What this task involves → Show every line that has the string "Peter" in it.

Records to process →
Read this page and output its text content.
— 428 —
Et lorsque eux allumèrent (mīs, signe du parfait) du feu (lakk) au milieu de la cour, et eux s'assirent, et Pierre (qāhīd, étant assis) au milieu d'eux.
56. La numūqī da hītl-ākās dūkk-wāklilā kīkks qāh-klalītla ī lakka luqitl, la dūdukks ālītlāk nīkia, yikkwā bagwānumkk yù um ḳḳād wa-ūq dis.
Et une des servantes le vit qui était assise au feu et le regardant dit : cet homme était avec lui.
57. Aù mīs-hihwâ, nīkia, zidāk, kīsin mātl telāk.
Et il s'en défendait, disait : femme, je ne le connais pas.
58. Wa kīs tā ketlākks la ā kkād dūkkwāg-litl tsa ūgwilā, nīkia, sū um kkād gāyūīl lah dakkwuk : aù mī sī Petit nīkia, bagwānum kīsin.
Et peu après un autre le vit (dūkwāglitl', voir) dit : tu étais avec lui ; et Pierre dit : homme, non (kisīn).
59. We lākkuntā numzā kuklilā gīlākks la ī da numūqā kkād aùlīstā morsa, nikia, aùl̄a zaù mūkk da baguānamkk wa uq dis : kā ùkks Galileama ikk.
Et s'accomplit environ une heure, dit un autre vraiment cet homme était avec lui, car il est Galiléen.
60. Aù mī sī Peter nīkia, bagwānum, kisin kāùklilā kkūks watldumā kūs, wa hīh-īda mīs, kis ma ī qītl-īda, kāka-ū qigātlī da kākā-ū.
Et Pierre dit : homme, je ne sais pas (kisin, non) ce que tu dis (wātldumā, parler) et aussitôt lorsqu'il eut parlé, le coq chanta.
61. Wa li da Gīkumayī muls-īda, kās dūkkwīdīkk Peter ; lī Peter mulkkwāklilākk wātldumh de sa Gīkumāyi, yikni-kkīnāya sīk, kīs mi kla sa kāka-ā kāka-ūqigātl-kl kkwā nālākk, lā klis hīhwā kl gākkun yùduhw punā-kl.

Response to the exercise →
60. Aù mī sī Peter nīkia, bagwānum, kisin kāùklilā kkūks watldumā kūs, wa hīh-īda mīs, kis ma ī qītl-īda, kāka-ū qigātlī da kākā-ū.
61. Wa li da Gīkumayī muls-īda, kās dūkkwīdīkk Peter ; lī Peter mulkkwāklilākk wātldumh de sa Gīkumāyi, yikni-kkīnāya sīk, kīs mi kla sa kāka-ā kāka-ūqigātl-kl kkwā nālākk, lā klis hīhwā kl gākkun yùduhw punā-kl.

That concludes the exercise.